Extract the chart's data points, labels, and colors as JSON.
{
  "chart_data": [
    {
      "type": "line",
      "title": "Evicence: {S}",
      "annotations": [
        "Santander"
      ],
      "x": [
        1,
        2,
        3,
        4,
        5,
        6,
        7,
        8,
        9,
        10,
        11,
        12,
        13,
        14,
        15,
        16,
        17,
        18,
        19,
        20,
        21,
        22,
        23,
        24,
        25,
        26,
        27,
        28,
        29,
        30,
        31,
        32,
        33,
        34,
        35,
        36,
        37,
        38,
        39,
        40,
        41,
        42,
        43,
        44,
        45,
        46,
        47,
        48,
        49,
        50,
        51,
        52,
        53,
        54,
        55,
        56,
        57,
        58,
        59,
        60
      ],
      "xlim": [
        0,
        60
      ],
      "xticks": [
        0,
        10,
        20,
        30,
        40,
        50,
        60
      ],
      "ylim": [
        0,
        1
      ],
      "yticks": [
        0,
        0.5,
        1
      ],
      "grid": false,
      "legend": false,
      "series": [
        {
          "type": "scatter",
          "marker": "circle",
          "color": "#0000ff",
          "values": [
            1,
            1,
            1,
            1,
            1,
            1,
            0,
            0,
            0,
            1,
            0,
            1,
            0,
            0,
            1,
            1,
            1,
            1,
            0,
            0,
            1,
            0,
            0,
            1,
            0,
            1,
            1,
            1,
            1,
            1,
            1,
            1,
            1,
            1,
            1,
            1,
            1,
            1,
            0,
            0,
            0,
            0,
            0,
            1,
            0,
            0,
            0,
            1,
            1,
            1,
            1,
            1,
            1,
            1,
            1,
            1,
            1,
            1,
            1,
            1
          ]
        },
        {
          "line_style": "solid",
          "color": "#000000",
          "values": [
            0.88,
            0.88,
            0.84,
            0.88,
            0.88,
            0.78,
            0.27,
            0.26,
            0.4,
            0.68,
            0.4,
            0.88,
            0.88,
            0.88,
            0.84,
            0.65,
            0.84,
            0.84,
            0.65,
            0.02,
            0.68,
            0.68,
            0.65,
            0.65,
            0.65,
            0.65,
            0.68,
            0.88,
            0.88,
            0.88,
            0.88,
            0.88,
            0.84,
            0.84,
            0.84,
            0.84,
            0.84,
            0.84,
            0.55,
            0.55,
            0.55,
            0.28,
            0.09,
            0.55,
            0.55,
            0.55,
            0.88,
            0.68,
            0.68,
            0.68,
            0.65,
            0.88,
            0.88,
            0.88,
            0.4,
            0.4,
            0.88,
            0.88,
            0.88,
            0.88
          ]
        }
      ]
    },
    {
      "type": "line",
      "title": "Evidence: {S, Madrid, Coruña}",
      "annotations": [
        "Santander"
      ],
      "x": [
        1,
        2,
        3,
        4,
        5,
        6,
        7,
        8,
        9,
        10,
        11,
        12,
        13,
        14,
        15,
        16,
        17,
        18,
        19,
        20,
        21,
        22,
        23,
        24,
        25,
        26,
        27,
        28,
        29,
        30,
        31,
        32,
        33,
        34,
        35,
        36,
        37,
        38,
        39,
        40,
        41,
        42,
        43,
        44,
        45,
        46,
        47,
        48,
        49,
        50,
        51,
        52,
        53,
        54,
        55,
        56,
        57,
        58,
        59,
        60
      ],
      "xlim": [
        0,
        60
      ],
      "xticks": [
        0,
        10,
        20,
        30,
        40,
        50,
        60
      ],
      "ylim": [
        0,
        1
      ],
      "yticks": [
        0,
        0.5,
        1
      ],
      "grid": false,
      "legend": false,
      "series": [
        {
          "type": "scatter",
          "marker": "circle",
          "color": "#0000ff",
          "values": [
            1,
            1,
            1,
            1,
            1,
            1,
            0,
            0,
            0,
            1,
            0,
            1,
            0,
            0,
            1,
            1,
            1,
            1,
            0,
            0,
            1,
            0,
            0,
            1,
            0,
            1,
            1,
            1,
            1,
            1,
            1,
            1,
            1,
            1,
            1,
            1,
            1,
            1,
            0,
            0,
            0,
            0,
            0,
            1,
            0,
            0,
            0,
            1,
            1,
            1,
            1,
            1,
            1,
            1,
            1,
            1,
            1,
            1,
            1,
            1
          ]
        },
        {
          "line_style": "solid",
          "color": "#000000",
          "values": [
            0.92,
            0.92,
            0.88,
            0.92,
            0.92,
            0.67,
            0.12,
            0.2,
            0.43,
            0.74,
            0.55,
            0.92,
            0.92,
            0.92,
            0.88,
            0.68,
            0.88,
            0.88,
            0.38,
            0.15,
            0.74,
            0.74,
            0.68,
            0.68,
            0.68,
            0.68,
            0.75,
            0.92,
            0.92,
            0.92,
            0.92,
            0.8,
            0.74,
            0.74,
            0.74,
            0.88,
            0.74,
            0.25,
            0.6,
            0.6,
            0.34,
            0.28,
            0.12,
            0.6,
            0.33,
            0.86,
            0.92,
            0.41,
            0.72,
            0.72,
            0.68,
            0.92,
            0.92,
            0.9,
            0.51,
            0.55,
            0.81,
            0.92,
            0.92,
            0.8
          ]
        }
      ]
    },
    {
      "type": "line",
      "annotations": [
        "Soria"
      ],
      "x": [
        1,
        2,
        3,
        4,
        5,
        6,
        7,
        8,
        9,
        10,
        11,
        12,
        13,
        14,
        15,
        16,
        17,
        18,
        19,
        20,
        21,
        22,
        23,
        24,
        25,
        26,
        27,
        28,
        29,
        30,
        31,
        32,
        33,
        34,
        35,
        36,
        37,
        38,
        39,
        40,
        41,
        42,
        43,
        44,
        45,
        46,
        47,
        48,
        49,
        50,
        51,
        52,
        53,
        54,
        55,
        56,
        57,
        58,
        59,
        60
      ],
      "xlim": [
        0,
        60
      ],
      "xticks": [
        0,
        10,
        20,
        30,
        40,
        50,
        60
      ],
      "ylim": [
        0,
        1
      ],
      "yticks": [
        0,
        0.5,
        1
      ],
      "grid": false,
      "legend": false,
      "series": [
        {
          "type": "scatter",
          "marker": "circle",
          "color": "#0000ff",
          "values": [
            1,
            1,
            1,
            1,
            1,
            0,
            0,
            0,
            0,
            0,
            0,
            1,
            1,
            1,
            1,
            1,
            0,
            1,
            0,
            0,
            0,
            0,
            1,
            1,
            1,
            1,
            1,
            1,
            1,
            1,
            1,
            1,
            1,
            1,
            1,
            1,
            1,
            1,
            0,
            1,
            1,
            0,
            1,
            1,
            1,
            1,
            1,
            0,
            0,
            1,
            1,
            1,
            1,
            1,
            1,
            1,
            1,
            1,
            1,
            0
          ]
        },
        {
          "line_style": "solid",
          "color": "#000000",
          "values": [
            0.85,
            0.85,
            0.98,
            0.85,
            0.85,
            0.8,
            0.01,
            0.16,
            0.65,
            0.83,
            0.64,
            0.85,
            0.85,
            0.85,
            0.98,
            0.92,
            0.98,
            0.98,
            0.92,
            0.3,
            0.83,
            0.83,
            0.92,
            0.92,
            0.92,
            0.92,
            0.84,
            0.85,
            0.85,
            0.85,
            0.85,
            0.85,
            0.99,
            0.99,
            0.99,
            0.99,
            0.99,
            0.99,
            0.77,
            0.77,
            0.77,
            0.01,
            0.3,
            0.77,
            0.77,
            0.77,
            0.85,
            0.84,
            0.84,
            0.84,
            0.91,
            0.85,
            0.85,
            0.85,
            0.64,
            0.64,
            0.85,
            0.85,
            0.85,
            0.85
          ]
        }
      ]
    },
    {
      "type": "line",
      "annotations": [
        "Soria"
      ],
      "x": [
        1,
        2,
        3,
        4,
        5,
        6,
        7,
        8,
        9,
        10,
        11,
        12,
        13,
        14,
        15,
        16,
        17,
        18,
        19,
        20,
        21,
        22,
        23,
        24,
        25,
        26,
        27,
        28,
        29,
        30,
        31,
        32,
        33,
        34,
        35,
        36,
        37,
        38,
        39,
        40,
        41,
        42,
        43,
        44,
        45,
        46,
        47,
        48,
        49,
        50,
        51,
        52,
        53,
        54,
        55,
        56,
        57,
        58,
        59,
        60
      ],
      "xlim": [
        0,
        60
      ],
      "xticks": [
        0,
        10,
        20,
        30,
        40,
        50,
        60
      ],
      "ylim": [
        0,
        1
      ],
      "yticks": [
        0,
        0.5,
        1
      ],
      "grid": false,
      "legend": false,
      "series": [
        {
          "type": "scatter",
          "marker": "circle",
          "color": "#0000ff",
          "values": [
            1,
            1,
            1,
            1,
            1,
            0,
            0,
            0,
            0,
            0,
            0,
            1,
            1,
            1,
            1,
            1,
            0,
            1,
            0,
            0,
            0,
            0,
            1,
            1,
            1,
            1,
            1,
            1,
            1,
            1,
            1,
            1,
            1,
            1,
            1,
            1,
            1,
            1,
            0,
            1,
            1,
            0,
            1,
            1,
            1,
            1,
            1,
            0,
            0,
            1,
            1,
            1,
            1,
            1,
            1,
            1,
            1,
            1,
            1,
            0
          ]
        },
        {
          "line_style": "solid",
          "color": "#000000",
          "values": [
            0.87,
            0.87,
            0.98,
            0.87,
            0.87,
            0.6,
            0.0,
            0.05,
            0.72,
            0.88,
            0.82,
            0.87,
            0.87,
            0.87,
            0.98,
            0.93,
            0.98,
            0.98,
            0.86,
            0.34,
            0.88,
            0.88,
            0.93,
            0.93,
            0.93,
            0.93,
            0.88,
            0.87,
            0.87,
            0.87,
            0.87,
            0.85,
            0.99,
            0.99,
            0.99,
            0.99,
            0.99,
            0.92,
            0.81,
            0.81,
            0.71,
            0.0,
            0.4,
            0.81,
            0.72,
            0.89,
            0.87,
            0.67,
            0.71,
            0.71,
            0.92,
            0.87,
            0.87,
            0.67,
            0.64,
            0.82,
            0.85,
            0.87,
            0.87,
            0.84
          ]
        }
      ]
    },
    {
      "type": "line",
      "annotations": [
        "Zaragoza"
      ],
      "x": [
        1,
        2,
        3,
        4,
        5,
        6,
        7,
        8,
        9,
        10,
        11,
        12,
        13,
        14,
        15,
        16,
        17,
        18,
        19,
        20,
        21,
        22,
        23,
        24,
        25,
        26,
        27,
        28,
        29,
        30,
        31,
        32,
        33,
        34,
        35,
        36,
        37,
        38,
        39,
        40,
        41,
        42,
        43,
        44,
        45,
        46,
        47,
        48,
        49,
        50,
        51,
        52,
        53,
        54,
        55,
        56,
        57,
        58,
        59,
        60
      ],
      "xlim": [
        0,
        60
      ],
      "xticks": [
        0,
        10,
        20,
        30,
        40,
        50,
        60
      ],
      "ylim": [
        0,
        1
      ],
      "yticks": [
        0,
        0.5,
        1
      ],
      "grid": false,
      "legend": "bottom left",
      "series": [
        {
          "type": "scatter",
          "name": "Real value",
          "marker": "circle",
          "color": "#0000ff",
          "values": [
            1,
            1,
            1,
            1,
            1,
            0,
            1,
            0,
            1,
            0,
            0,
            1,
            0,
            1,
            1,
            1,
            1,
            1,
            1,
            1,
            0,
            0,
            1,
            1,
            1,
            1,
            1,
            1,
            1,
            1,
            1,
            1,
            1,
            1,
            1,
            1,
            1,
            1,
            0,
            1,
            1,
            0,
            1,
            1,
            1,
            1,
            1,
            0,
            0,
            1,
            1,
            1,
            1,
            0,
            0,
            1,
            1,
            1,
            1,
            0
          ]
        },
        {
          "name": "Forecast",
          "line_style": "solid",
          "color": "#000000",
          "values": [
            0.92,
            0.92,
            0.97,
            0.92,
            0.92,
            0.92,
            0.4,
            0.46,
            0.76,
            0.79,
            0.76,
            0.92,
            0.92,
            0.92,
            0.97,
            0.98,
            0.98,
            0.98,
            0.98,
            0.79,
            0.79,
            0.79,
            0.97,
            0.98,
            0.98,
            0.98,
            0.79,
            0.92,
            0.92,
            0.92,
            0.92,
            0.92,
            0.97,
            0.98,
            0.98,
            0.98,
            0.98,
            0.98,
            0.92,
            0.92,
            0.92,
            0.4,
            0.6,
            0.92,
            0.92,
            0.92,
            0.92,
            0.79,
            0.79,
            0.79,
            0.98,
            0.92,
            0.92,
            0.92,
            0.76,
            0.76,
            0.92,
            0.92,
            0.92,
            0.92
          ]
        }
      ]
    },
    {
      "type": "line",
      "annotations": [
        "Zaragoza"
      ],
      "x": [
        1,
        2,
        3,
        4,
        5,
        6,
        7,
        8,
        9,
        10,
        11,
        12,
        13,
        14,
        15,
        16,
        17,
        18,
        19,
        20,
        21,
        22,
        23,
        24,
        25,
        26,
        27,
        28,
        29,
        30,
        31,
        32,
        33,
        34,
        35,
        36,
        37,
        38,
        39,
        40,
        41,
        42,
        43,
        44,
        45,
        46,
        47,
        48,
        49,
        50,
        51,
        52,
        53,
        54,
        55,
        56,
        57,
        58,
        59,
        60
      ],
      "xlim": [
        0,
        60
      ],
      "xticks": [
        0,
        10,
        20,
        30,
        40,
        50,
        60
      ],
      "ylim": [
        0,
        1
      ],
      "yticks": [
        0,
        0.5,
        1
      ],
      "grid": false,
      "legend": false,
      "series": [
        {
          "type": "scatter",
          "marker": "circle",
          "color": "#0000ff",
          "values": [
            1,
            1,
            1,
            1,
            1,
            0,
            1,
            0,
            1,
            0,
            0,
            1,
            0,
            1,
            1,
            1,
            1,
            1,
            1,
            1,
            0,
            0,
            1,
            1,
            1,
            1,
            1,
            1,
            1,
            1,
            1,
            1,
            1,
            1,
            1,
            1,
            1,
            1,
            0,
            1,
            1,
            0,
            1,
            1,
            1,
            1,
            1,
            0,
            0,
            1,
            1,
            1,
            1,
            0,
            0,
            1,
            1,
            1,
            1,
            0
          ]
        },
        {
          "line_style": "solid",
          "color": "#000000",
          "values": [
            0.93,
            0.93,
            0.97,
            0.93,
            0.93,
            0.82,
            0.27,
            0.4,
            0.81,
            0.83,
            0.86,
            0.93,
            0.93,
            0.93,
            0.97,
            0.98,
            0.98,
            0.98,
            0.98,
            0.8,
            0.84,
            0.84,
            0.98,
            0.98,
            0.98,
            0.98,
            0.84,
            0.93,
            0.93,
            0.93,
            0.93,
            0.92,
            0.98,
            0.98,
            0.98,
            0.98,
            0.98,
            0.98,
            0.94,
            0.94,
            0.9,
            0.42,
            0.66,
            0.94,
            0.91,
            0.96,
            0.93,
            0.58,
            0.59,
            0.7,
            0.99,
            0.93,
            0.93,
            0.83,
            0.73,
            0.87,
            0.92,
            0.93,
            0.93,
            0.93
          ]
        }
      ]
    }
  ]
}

■ ■ ■ ■

What to do:
Look over the records above and copy each line that includes the string "title".

Answer in full:
      "title": "Evicence: {S}",
      "title": "Evidence: {S, Madrid, Coruña}",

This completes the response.